List all lines of the data that include the string "after".

Part of a data file:
^^^^^^^^

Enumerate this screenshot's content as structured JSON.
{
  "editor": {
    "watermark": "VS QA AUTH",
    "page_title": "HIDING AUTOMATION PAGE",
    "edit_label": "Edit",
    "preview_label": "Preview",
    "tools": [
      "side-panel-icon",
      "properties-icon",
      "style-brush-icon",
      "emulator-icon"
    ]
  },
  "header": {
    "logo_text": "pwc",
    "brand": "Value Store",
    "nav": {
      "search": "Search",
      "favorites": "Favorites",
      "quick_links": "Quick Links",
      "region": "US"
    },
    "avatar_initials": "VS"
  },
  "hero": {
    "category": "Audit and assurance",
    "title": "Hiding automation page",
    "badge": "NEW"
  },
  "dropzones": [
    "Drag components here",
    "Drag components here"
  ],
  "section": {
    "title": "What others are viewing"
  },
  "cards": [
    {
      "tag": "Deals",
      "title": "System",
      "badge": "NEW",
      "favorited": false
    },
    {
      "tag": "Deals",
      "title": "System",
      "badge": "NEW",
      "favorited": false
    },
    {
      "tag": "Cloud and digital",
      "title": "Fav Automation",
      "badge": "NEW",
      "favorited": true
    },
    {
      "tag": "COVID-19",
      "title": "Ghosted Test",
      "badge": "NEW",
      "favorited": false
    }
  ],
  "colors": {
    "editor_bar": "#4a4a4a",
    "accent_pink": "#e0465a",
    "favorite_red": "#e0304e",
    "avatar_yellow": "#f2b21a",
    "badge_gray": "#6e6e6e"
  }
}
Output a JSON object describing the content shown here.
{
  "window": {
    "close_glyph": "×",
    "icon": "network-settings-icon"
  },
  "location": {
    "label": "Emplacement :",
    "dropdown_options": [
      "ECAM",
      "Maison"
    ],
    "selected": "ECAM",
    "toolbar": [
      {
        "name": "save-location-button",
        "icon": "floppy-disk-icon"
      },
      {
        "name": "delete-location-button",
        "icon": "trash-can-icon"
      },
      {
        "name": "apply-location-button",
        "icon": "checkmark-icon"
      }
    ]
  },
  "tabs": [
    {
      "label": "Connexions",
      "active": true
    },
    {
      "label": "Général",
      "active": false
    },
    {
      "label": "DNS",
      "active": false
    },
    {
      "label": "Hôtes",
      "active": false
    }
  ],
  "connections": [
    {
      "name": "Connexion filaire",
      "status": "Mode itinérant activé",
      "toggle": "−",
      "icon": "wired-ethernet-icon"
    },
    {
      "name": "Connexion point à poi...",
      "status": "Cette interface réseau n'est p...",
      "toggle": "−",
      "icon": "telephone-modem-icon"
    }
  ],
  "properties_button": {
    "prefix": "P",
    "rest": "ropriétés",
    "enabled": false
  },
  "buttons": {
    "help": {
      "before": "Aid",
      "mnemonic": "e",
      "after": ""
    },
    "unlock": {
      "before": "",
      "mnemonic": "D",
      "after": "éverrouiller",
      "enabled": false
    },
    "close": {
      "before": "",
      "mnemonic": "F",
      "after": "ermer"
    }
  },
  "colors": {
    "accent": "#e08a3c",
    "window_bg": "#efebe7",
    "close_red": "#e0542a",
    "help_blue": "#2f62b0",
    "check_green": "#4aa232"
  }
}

^^^^^^^^

_Complete response_
      "after": ""
      "after": "éverrouiller",
      "after": "ermer"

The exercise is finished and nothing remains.